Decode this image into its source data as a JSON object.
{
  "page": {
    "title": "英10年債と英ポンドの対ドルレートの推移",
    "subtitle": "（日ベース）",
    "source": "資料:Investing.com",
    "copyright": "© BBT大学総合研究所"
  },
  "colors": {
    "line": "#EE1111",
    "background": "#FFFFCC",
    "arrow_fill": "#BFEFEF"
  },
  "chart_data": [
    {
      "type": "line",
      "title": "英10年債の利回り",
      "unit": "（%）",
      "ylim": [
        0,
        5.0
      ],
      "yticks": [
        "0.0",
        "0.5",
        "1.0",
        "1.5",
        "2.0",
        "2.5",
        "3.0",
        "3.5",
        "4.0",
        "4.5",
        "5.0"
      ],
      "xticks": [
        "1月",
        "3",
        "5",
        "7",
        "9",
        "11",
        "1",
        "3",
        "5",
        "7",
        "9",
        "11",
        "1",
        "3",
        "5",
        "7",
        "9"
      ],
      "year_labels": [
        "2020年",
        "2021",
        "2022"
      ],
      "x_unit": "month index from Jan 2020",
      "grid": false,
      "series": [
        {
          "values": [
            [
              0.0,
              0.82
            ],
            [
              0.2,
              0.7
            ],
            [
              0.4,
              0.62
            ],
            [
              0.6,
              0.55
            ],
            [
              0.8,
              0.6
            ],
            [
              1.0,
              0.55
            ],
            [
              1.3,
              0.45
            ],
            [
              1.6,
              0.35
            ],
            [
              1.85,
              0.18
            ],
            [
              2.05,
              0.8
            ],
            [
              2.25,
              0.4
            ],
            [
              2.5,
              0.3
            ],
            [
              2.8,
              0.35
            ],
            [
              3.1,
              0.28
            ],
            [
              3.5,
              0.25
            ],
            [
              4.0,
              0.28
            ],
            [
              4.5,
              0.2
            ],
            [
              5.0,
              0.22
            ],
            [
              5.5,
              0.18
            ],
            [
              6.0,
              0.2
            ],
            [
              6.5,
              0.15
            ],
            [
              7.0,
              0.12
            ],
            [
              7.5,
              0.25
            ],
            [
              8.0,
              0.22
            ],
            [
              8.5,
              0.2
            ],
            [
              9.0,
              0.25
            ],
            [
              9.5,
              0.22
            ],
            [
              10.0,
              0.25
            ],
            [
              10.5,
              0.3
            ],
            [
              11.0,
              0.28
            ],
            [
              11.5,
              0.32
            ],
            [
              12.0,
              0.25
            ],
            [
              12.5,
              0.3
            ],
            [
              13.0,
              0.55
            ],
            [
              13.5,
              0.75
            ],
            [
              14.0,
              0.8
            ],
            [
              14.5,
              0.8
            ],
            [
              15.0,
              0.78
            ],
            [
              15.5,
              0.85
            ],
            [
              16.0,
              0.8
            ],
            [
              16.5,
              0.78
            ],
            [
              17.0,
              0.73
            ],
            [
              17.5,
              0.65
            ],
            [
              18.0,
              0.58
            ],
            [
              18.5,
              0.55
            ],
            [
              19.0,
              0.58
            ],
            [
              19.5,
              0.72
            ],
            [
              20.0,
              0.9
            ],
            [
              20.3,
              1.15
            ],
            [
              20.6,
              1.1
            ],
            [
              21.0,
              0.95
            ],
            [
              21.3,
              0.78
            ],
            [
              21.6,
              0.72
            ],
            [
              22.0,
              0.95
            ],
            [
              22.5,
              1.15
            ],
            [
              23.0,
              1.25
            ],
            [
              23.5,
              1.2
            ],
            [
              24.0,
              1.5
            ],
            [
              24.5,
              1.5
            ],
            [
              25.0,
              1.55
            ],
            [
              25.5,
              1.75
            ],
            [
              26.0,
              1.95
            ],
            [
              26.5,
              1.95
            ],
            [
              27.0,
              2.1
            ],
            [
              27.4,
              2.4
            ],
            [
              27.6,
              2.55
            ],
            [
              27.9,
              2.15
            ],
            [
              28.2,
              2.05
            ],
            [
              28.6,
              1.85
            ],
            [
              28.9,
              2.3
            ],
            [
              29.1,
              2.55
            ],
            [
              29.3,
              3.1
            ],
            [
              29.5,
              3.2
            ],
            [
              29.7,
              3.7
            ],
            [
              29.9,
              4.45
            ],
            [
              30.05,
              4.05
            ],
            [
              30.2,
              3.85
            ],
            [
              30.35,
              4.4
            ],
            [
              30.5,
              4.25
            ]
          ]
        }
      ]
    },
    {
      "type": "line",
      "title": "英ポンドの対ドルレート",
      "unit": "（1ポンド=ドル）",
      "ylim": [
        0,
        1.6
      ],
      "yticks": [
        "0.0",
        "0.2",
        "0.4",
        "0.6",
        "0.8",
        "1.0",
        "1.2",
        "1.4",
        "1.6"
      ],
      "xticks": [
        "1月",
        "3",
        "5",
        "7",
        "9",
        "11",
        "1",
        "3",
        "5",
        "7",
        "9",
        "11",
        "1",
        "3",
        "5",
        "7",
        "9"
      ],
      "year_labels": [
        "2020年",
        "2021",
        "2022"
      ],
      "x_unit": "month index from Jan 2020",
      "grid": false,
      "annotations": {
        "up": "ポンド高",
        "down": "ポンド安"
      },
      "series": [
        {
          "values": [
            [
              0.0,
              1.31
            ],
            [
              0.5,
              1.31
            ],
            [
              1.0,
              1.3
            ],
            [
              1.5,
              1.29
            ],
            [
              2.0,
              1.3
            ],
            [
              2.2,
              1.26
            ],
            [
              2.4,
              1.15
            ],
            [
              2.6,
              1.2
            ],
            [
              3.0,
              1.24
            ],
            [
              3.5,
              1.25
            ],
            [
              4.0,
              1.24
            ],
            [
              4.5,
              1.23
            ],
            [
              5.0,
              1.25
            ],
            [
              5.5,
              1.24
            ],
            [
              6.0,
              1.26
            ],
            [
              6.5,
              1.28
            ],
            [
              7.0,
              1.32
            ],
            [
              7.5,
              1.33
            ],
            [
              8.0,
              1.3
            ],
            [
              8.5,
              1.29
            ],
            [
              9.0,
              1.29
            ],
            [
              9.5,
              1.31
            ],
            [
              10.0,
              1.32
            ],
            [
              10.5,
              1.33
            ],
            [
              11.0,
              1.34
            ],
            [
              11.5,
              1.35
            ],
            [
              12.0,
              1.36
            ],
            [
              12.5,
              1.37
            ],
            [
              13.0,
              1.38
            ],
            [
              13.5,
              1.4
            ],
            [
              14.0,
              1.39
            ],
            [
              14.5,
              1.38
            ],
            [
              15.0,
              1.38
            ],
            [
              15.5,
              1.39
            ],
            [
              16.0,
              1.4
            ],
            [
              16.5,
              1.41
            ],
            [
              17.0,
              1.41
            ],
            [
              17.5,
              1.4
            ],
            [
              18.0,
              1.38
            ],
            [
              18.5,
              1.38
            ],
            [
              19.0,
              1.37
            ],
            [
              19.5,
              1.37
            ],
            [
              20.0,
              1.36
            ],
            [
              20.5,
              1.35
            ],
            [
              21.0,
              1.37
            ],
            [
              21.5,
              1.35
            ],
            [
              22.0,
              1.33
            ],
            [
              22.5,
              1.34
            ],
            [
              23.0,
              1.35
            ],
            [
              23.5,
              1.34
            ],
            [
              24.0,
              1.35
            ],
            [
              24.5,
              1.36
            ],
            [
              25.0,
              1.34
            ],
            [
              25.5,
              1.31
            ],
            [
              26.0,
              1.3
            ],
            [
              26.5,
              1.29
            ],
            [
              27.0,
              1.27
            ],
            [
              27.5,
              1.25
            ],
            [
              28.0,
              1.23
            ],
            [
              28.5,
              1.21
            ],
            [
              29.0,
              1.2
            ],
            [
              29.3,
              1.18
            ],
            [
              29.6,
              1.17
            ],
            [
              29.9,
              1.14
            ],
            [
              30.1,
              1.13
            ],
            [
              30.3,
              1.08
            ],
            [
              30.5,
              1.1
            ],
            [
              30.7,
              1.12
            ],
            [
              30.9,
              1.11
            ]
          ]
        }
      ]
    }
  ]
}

• Set problem: How many lines in these records hold the string "source"? Reply with the number alone.

• Exercise solution: 2